>>>>

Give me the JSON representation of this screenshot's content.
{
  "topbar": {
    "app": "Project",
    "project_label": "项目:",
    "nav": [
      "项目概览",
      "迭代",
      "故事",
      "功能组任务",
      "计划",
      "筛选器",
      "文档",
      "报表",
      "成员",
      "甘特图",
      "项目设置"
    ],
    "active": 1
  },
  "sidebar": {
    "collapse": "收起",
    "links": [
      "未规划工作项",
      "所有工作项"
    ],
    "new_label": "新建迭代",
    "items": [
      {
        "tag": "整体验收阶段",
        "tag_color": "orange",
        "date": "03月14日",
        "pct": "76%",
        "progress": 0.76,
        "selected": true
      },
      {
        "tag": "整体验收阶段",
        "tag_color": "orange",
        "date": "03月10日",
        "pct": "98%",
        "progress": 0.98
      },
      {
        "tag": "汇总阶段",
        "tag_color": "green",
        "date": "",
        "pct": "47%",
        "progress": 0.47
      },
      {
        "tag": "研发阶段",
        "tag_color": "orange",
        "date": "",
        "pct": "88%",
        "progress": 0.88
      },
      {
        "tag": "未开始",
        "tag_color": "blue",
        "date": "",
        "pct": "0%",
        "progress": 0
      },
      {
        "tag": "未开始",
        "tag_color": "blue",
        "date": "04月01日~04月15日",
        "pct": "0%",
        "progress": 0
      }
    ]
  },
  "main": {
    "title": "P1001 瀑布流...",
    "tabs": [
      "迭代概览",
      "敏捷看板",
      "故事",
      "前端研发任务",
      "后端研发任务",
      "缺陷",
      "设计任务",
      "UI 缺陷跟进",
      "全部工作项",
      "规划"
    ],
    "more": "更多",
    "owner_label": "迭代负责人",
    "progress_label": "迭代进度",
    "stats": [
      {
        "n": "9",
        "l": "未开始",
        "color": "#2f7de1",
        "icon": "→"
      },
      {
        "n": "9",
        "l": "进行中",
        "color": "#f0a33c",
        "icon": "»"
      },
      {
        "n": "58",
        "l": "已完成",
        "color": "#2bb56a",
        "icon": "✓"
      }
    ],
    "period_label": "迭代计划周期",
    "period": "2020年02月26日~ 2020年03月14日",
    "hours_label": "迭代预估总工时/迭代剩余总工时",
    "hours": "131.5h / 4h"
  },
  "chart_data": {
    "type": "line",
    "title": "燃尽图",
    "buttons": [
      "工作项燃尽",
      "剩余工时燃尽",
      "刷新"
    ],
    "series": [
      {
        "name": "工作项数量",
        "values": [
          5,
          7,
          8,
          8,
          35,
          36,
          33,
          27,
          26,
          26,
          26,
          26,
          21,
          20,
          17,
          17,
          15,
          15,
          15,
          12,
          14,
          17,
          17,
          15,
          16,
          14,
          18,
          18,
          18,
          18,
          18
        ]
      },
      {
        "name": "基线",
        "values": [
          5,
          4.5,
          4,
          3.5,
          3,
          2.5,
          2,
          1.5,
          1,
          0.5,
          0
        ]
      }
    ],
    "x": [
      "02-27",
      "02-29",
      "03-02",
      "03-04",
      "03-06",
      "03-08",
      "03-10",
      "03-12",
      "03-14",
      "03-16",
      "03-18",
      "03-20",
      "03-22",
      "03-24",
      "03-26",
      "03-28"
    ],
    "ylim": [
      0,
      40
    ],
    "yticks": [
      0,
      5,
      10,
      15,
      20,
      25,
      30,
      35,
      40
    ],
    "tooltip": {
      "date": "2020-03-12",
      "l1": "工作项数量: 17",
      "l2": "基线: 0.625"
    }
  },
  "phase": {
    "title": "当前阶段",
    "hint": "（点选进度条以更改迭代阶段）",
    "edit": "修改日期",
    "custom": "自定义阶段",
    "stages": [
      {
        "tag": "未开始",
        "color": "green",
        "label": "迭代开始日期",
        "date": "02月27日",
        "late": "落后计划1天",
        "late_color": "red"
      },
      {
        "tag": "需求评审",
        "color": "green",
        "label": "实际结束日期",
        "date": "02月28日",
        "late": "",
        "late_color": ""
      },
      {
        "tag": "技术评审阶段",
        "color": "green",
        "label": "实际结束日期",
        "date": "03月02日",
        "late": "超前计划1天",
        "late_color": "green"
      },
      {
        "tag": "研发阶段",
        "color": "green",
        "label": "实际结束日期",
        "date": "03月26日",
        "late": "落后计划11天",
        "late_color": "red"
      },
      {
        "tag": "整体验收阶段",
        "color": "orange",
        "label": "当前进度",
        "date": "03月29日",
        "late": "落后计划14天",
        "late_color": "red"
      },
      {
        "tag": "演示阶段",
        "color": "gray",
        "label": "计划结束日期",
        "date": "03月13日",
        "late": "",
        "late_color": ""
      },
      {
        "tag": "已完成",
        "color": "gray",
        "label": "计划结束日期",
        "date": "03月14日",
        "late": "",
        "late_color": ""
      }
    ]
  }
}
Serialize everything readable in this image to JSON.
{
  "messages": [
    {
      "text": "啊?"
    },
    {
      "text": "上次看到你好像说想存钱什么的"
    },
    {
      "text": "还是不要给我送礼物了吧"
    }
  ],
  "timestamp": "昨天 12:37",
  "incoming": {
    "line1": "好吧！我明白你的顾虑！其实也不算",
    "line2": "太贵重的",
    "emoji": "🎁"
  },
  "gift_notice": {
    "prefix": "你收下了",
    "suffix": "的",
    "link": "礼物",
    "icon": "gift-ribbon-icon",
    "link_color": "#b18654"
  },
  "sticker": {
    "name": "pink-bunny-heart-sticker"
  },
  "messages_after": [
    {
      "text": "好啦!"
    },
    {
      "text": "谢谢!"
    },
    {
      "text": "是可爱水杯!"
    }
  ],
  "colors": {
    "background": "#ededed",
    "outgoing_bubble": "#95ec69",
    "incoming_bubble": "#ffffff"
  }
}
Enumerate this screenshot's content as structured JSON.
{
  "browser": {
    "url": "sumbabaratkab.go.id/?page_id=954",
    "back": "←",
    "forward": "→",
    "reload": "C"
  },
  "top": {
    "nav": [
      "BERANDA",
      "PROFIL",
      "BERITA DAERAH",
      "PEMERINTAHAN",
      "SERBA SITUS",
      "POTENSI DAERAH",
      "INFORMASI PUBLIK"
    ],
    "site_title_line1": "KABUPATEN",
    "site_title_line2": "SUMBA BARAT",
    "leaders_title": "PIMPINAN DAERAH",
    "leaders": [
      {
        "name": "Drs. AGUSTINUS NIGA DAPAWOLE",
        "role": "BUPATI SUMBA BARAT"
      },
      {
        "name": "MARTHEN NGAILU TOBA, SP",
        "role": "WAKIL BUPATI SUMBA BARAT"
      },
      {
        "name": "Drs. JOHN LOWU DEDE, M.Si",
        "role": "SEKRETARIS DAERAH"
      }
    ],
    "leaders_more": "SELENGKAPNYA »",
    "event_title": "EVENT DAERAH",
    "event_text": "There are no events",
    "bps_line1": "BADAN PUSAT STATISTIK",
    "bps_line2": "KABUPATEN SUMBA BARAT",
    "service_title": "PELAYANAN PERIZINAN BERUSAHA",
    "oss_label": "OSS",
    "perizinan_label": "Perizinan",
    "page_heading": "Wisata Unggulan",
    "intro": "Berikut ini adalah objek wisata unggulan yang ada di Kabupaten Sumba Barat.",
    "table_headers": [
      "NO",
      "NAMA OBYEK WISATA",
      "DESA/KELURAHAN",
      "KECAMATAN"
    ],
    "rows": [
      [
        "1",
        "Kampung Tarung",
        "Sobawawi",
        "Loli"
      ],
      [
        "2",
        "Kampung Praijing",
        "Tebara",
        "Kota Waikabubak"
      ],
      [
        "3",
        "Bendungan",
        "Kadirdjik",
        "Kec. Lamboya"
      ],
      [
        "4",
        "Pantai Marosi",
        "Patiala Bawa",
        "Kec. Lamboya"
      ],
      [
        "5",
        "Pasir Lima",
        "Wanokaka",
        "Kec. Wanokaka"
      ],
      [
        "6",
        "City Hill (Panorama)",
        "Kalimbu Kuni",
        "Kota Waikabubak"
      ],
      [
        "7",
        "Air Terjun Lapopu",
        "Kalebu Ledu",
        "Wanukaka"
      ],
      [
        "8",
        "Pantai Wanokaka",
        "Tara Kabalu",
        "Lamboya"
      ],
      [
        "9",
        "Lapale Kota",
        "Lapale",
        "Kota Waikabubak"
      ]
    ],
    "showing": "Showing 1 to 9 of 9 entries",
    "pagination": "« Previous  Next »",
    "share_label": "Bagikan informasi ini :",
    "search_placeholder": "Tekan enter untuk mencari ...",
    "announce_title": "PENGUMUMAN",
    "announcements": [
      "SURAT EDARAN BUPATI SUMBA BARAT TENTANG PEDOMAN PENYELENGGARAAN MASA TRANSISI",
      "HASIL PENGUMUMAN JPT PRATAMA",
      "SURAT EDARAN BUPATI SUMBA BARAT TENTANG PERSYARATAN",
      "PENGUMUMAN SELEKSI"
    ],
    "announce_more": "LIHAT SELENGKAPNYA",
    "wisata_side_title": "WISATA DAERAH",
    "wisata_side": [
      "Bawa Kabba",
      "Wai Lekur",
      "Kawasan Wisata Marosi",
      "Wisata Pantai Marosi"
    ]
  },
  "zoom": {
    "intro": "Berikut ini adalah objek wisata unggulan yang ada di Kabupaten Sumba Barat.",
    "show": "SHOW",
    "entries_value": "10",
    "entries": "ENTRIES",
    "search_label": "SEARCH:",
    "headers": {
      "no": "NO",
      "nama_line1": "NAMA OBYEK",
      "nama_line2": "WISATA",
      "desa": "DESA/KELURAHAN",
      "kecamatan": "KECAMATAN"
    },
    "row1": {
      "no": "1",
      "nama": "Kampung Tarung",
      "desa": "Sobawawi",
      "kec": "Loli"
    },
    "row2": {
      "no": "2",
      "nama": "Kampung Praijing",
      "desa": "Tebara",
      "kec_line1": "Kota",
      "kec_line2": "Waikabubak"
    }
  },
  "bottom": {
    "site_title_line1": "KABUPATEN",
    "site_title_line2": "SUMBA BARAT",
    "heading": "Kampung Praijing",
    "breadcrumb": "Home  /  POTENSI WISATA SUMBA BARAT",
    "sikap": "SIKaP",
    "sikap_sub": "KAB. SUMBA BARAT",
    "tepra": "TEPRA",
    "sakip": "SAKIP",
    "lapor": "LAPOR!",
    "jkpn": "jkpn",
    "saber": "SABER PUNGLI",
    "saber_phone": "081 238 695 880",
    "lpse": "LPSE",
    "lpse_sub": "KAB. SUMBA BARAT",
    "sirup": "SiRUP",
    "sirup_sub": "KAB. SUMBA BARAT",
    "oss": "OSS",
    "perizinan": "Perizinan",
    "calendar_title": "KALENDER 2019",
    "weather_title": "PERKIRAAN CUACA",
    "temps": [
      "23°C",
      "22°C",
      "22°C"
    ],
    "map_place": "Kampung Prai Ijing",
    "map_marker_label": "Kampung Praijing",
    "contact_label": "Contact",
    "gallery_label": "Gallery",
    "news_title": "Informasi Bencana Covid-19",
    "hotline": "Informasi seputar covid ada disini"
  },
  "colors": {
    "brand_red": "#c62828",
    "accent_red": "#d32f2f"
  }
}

<<<<

[Exercise details] Pull every line containing the word "EDARAN" out of the material.

[Exercise result]
      "SURAT EDARAN BUPATI SUMBA BARAT TENTANG PEDOMAN PENYELENGGARAAN MASA TRANSISI",
      "SURAT EDARAN BUPATI SUMBA BARAT TENTANG PERSYARATAN",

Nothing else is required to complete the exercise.